Texto base >>
>>>>>
Sólo Persia, dominadora de los focos de la civilización oriental, podía, al recoger en un último empuje las energías desfallecientes de los pueblos que había vencido, acometer un resumen del alma antigua, que duró los doscientos años que separaron su aparición en el mundo de la conquista macedonia.

Egipto, Asiria y Grecia. Durante dos siglos, representó el espíritu oriental en decadencia frente al espíritu occi­dental que surgía de las sombras. Gozó, incluso, del destino excepcional de no desaparecer totalmente de la historia y manifestar, cara a cara con una Europa cambiante, tan pronto muy civilizada como muy bárbara, un genio lo bastante ágil como para acoger alternativa­mente las ideas del mundo helénico, del latino, del árabe, del hindú y del tártaro y lo bastante independiente como para emanciparse de su dominación material.

La conquista de Babilonia por Ciro el año 538 y la sustitución de la dinastía de Babilonia por la dinastía Aqueménida llevaron hacia el este, a la meseta de Persia y a Susa, en la frontera de la llanura de la baja Mesopotamia, las ca­pitales de este nuevo mundo, reduciendo así a la situación de satélites a las grandes ciudades de la cuenca del Tigris y del Éufrates. Semejante alteración debía dar fatalmente al arte de estas regiones una orientación nueva.
<<<<<
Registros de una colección
>>>>>
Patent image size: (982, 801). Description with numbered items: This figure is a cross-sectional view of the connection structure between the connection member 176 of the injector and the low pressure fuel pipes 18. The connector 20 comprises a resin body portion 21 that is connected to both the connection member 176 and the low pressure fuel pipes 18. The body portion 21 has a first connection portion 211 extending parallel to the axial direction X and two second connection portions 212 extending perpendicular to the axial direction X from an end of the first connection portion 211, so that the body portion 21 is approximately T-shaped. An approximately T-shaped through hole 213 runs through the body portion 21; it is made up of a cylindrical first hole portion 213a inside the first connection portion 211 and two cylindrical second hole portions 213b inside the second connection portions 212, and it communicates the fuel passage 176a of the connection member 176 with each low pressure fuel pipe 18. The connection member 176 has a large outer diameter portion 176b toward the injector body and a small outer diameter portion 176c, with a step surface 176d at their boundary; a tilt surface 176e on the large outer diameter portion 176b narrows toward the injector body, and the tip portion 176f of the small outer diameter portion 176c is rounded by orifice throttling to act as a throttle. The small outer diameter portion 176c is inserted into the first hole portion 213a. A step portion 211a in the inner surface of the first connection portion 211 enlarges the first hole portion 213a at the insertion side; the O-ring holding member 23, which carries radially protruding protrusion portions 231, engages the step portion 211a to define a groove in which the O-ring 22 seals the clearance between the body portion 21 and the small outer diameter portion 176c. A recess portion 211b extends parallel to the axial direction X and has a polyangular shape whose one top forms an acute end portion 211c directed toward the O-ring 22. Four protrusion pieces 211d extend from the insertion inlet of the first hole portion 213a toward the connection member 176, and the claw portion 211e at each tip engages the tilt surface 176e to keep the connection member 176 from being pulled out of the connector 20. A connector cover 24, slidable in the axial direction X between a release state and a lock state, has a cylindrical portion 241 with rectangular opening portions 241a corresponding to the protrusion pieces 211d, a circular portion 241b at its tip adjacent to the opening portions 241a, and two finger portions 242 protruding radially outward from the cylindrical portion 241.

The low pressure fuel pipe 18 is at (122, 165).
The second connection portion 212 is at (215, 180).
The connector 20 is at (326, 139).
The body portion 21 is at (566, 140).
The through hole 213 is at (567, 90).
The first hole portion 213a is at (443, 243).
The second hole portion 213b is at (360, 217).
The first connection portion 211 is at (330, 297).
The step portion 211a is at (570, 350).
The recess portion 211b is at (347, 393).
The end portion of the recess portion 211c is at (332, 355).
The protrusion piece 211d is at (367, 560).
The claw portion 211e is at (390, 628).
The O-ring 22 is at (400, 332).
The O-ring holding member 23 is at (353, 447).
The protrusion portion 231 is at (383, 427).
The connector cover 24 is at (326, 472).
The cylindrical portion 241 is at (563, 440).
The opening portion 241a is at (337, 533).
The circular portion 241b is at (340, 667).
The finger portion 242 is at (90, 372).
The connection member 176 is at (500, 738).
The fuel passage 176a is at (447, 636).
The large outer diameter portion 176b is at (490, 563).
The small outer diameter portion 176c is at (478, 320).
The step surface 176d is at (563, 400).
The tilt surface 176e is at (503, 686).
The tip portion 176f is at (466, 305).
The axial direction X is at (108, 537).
<<<<<
Tareas del ejercicio >>
1. Responde con lo que dice el texto sobre Persia:
(a) ¿Cuántos años duró el resumen del alma antigua que acometió Persia?
(b) ¿En qué año conquistó Ciro Babilonia?
(c) ¿Qué dinastía sustituyó a la dinastía de Babilonia?
2. Enumera todos los mundos cuyas ideas, según el texto sobre Persia, acogió alternativamente el genio persa.
3. Prosigue el texto sobre Persia a partir de su última oración.
Los datos provienen de otra fuente.

Respuestas en orden >>
1.
(a) Doscientos años.
(b) En el año 538.
(c) La dinastía Aqueménida.

2. El helénico, el latino, el árabe, el hindú y el tártaro.

3.
Mientras el país de Sumer, desprovisto de piedra y de verdadera madera de construc­ción, había suplido estas cosas con el empleo masivo de la arcilla, dando a su arquitectura una “macidez” y una pesadez que gravitaron sobre todo el arte de este país cuyas actividades eran solidarias, la meseta de Persia se presentaba de una manera diferente por completo, pues allí abundaba la piedra, un poco más gris que la que utilizó Asiria para la decoración de sus palacios. Toda la arquitectura se vio trans­formada. En aquel país, la prosecución de una arquitectura que utilizara la arcilla hubiera sido tan difícil de realizar como el empeño de una arquitectura de piedra en el delta del Tigris y del Eufrates.

Los persas heredaron de los asirios sus principales formas arquitectónicas: torres, almenas, plataformas, ladrillos vidriados y relieves esculpidos; de los egipcios tomaron su sistema de columnas adinteladas, sus salas hipóstilas, hipogeos y cornisas; de los griegos aprendie­ron cierto sentido de la proporción humana y de la escala; y de Oriente recibieron el poder de fundirlo todo como en un crisol de luces.

Tal como ya habían concebido los reyes de Asiria, como Sargón II en Khorsabad, los arquitectos aqueménidas construirán “ciudades reales”, pero éstas serian a la escala de la grandeza del monarca que reina desde el Indo hasta el Nilo y los decoradores procurarán a su vez lograr un “am­biente” digno de él. Persépolis nos ofrece el tipo de la ciudad real aqueménida por excelencia. Allí, estamos ante un arte oficial creado para la corte.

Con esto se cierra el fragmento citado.